## ENTRIES
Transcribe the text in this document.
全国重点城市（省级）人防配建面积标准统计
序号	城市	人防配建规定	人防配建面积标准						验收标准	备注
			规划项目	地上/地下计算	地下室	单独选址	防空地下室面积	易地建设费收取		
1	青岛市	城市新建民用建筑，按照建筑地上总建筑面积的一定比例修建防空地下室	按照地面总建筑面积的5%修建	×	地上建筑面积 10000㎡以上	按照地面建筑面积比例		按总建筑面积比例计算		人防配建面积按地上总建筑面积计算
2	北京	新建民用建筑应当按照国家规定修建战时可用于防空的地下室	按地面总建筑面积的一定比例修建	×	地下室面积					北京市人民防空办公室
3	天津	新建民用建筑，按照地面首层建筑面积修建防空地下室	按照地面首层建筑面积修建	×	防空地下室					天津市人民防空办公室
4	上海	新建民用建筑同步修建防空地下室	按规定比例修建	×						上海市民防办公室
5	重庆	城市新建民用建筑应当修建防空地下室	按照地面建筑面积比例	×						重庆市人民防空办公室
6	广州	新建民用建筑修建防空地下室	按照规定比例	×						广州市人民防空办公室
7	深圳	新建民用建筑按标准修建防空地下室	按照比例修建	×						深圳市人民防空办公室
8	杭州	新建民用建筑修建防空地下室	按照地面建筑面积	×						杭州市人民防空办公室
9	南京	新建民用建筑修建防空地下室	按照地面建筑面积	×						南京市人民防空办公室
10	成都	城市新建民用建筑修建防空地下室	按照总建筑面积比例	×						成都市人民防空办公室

## WHAT THE TASK REQUIRES
Write out every line exactly as it stands.

## OUTPUT BELOW
Transcribe the text in this document.
全国重点城市（省级）人防配建面积标准统计
序号	城市	人防配建规定	人防配建面积标准						验收标准	备注
			规划项目	地上/地下计算	地下室	单独选址	防空地下室面积	易地建设费收取		
1	青岛市	城市新建民用建筑，按照建筑地上总建筑面积的一定比例修建防空地下室	按照地面总建筑面积的5%修建	×	地上建筑面积 10000㎡以上	按照地面建筑面积比例		按总建筑面积比例计算		人防配建面积按地上总建筑面积计算
2	北京	新建民用建筑应当按照国家规定修建战时可用于防空的地下室	按地面总建筑面积的一定比例修建	×	地下室面积					北京市人民防空办公室
3	天津	新建民用建筑，按照地面首层建筑面积修建防空地下室	按照地面首层建筑面积修建	×	防空地下室					天津市人民防空办公室
4	上海	新建民用建筑同步修建防空地下室	按规定比例修建	×						上海市民防办公室
5	重庆	城市新建民用建筑应当修建防空地下室	按照地面建筑面积比例	×						重庆市人民防空办公室
6	广州	新建民用建筑修建防空地下室	按照规定比例	×						广州市人民防空办公室
7	深圳	新建民用建筑按标准修建防空地下室	按照比例修建	×						深圳市人民防空办公室
8	杭州	新建民用建筑修建防空地下室	按照地面建筑面积	×						杭州市人民防空办公室
9	南京	新建民用建筑修建防空地下室	按照地面建筑面积	×						南京市人民防空办公室
10	成都	城市新建民用建筑修建防空地下室	按照总建筑面积比例	×						成都市人民防空办公室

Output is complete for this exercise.